→ Work to be completed:
Copy all records verbatim.

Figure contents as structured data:

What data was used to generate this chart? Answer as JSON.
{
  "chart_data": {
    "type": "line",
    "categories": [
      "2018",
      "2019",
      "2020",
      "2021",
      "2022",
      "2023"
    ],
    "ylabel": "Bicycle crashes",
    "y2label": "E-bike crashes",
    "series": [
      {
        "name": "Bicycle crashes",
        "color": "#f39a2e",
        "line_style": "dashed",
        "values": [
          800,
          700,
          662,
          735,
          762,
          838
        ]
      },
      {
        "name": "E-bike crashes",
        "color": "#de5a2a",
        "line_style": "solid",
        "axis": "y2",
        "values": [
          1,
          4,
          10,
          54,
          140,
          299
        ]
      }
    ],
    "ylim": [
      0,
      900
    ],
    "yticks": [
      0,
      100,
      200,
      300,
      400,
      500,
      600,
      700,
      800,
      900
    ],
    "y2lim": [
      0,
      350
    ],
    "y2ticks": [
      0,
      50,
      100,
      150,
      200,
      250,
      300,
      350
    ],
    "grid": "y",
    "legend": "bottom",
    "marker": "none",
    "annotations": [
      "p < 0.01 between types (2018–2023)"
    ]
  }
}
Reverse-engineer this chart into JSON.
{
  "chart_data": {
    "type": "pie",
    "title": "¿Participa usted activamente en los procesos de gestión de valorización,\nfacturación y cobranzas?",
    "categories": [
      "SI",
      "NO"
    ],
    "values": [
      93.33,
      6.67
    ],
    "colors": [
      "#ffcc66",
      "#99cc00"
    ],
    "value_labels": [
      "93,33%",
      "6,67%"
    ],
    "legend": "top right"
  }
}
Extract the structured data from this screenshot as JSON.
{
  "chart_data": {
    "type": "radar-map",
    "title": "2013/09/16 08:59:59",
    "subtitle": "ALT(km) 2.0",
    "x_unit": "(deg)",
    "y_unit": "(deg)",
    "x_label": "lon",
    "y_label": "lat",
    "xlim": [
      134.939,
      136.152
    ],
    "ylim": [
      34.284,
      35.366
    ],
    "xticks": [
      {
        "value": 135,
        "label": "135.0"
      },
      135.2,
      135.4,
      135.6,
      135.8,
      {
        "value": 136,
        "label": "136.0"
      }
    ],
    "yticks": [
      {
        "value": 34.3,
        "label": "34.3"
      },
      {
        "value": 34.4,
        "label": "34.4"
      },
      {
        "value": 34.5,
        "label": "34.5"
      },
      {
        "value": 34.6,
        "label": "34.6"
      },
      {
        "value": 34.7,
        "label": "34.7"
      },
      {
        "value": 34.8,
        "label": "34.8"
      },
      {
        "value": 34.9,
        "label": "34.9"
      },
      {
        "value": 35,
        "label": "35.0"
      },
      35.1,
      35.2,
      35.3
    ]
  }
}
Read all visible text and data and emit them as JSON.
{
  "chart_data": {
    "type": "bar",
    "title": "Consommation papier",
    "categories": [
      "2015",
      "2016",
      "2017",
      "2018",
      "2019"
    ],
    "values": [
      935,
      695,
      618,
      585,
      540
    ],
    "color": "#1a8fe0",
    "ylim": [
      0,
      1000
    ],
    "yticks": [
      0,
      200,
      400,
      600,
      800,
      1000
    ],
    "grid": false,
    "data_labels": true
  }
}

→ Solution to the problem:
What data was used to generate this chart? Answer as JSON.
{
  "chart_data": {
    "type": "line",
    "categories": [
      "2018",
      "2019",
      "2020",
      "2021",
      "2022",
      "2023"
    ],
    "ylabel": "Bicycle crashes",
    "y2label": "E-bike crashes",
    "series": [
      {
        "name": "Bicycle crashes",
        "color": "#f39a2e",
        "line_style": "dashed",
        "values": [
          800,
          700,
          662,
          735,
          762,
          838
        ]
      },
      {
        "name": "E-bike crashes",
        "color": "#de5a2a",
        "line_style": "solid",
        "axis": "y2",
        "values": [
          1,
          4,
          10,
          54,
          140,
          299
        ]
      }
    ],
    "ylim": [
      0,
      900
    ],
    "yticks": [
      0,
      100,
      200,
      300,
      400,
      500,
      600,
      700,
      800,
      900
    ],
    "y2lim": [
      0,
      350
    ],
    "y2ticks": [
      0,
      50,
      100,
      150,
      200,
      250,
      300,
      350
    ],
    "grid": "y",
    "legend": "bottom",
    "marker": "none",
    "annotations": [
      "p < 0.01 between types (2018–2023)"
    ]
  }
}
Reverse-engineer this chart into JSON.
{
  "chart_data": {
    "type": "pie",
    "title": "¿Participa usted activamente en los procesos de gestión de valorización,\nfacturación y cobranzas?",
    "categories": [
      "SI",
      "NO"
    ],
    "values": [
      93.33,
      6.67
    ],
    "colors": [
      "#ffcc66",
      "#99cc00"
    ],
    "value_labels": [
      "93,33%",
      "6,67%"
    ],
    "legend": "top right"
  }
}
Extract the structured data from this screenshot as JSON.
{
  "chart_data": {
    "type": "radar-map",
    "title": "2013/09/16 08:59:59",
    "subtitle": "ALT(km) 2.0",
    "x_unit": "(deg)",
    "y_unit": "(deg)",
    "x_label": "lon",
    "y_label": "lat",
    "xlim": [
      134.939,
      136.152
    ],
    "ylim": [
      34.284,
      35.366
    ],
    "xticks": [
      {
        "value": 135,
        "label": "135.0"
      },
      135.2,
      135.4,
      135.6,
      135.8,
      {
        "value": 136,
        "label": "136.0"
      }
    ],
    "yticks": [
      {
        "value": 34.3,
        "label": "34.3"
      },
      {
        "value": 34.4,
        "label": "34.4"
      },
      {
        "value": 34.5,
        "label": "34.5"
      },
      {
        "value": 34.6,
        "label": "34.6"
      },
      {
        "value": 34.7,
        "label": "34.7"
      },
      {
        "value": 34.8,
        "label": "34.8"
      },
      {
        "value": 34.9,
        "label": "34.9"
      },
      {
        "value": 35,
        "label": "35.0"
      },
      35.1,
      35.2,
      35.3
    ]
  }
}
Read all visible text and data and emit them as JSON.
{
  "chart_data": {
    "type": "bar",
    "title": "Consommation papier",
    "categories": [
      "2015",
      "2016",
      "2017",
      "2018",
      "2019"
    ],
    "values": [
      935,
      695,
      618,
      585,
      540
    ],
    "color": "#1a8fe0",
    "ylim": [
      0,
      1000
    ],
    "yticks": [
      0,
      200,
      400,
      600,
      800,
      1000
    ],
    "grid": false,
    "data_labels": true
  }
}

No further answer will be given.